(Data excerpts)
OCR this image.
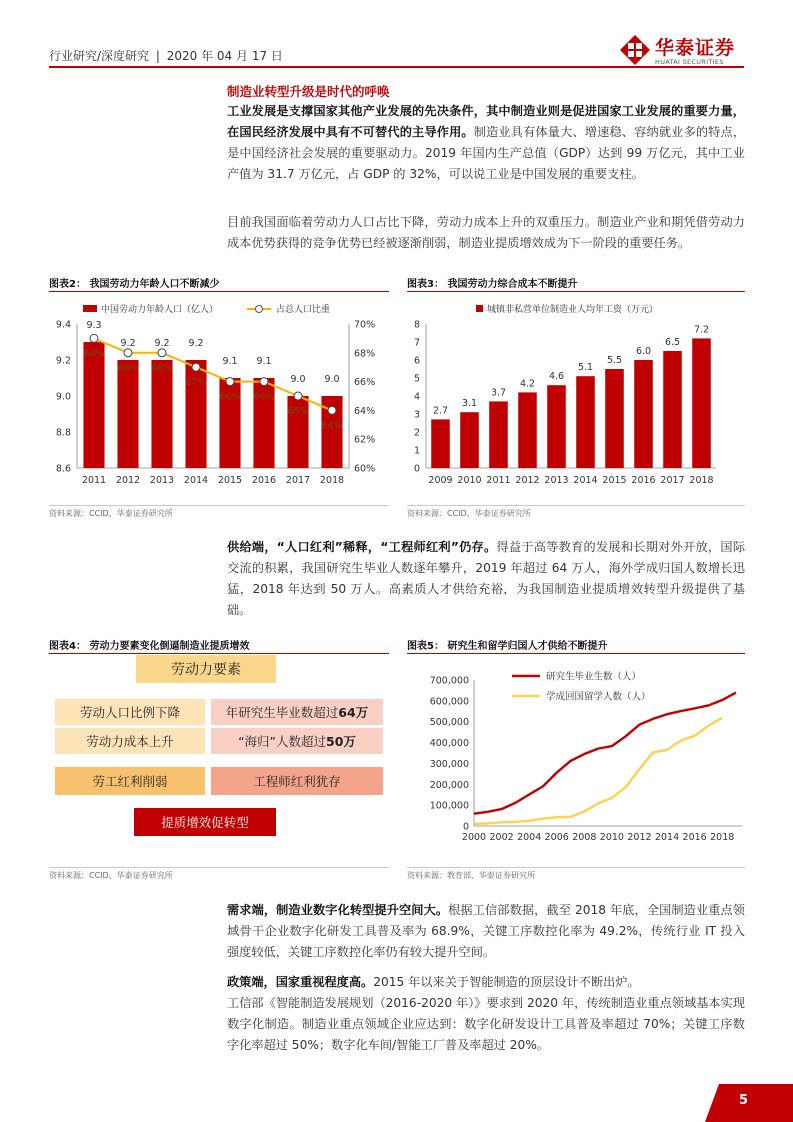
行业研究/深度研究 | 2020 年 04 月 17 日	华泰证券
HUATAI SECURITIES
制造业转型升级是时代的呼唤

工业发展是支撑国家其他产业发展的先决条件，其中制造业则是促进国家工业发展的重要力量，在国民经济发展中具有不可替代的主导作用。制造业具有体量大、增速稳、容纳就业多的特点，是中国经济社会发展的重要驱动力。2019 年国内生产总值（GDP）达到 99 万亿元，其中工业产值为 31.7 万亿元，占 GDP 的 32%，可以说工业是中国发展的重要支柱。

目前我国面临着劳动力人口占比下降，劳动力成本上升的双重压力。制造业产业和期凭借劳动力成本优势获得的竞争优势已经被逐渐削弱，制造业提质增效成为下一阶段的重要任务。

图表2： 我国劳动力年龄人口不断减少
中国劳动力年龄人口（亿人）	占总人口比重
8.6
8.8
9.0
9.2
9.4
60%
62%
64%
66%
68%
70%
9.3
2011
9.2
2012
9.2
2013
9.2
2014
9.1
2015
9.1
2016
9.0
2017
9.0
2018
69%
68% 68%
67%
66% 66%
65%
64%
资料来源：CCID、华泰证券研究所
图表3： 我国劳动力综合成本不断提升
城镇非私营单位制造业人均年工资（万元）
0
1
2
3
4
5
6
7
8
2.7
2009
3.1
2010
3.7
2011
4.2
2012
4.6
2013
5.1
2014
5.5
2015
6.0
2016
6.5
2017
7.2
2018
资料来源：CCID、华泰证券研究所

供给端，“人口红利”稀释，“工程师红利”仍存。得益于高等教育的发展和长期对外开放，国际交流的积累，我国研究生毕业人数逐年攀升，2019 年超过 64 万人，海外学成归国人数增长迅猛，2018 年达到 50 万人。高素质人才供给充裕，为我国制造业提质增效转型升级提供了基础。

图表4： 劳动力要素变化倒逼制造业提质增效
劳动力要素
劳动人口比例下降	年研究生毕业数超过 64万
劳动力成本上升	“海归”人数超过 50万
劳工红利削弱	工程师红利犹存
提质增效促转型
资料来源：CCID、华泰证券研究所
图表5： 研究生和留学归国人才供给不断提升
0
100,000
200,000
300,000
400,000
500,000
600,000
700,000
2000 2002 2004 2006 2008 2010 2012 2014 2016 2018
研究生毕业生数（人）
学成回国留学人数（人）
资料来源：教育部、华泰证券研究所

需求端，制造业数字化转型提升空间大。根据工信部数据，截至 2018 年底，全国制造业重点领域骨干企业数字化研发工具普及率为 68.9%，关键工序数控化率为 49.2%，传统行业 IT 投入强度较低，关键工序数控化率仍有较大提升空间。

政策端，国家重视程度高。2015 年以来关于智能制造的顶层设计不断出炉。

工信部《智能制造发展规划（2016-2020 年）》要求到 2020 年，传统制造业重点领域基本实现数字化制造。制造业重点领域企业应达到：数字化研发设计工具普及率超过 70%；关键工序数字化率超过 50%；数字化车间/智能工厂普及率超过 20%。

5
--
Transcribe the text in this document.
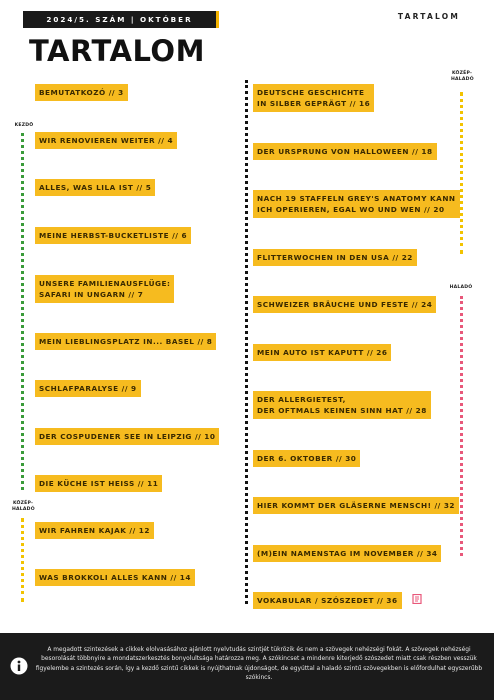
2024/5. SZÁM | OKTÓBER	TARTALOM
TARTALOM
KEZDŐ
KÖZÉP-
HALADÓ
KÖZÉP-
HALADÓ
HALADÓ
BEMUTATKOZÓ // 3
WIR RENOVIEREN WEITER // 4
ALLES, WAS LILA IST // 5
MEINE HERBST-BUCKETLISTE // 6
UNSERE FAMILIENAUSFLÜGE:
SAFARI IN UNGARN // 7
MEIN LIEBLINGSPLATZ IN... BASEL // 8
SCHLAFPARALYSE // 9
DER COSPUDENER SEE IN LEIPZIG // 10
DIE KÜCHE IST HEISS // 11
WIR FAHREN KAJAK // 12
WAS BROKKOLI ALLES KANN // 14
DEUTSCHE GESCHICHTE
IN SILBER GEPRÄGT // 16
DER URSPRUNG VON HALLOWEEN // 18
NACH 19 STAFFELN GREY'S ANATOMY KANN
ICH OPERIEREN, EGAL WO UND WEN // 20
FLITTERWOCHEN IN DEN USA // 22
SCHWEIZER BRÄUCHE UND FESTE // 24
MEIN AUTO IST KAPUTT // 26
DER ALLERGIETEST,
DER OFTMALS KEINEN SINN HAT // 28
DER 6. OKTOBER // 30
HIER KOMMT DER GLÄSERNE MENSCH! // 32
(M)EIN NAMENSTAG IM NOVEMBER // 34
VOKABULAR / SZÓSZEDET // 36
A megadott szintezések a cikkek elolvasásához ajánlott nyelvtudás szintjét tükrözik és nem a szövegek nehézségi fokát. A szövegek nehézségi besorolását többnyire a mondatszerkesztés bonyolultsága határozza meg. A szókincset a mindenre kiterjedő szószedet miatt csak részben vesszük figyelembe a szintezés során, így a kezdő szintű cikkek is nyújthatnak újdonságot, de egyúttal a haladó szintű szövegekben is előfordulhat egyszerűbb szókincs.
---
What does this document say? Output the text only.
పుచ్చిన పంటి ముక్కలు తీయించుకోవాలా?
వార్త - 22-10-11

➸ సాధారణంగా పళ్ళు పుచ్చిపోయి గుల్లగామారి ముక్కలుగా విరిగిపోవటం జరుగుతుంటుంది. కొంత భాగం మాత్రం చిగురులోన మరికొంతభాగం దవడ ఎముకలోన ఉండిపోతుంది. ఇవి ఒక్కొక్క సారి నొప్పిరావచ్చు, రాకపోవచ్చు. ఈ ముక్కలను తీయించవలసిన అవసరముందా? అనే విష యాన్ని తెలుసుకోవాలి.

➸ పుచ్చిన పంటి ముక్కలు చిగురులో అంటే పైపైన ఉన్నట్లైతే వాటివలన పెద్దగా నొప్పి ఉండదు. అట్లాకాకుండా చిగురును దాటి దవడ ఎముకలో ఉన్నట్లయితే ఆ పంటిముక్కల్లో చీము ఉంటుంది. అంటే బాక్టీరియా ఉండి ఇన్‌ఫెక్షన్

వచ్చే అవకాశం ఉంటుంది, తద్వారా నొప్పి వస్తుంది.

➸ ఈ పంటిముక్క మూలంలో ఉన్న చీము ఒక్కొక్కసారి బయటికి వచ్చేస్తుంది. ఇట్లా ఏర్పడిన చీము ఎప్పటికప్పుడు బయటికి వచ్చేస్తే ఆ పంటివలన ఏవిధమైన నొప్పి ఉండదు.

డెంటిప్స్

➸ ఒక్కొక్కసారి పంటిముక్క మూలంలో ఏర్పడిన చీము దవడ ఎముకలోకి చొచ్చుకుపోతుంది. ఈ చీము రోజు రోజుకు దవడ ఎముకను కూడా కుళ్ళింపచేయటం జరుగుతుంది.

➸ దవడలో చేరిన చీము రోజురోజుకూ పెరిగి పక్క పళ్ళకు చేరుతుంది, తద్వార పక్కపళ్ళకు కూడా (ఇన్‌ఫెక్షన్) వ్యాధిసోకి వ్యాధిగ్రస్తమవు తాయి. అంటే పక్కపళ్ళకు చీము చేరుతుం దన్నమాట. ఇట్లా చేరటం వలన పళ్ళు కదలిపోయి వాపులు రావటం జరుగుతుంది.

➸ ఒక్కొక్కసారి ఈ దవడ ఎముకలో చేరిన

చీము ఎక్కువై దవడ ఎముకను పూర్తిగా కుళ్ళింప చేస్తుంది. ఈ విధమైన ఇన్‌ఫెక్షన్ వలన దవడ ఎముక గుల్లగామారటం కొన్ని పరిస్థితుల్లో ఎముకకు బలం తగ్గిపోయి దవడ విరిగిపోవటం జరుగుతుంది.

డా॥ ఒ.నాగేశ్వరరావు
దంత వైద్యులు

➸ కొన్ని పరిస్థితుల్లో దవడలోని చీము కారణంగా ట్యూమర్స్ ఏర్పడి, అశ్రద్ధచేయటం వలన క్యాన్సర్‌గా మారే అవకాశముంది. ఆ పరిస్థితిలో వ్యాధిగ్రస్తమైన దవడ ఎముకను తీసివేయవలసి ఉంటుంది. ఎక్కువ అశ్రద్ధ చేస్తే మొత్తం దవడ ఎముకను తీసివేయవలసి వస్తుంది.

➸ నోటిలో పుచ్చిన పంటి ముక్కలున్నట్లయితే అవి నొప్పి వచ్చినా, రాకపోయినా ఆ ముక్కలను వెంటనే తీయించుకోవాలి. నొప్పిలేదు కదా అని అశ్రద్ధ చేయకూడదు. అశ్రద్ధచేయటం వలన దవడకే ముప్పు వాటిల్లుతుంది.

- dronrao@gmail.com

EXERCISE OBJECTIVE
List the lines of the material in which the word "text" occurs.

ANSWER TO THE EXERCISE
Transcribe the text in this document.
What does this document say? Output the text only.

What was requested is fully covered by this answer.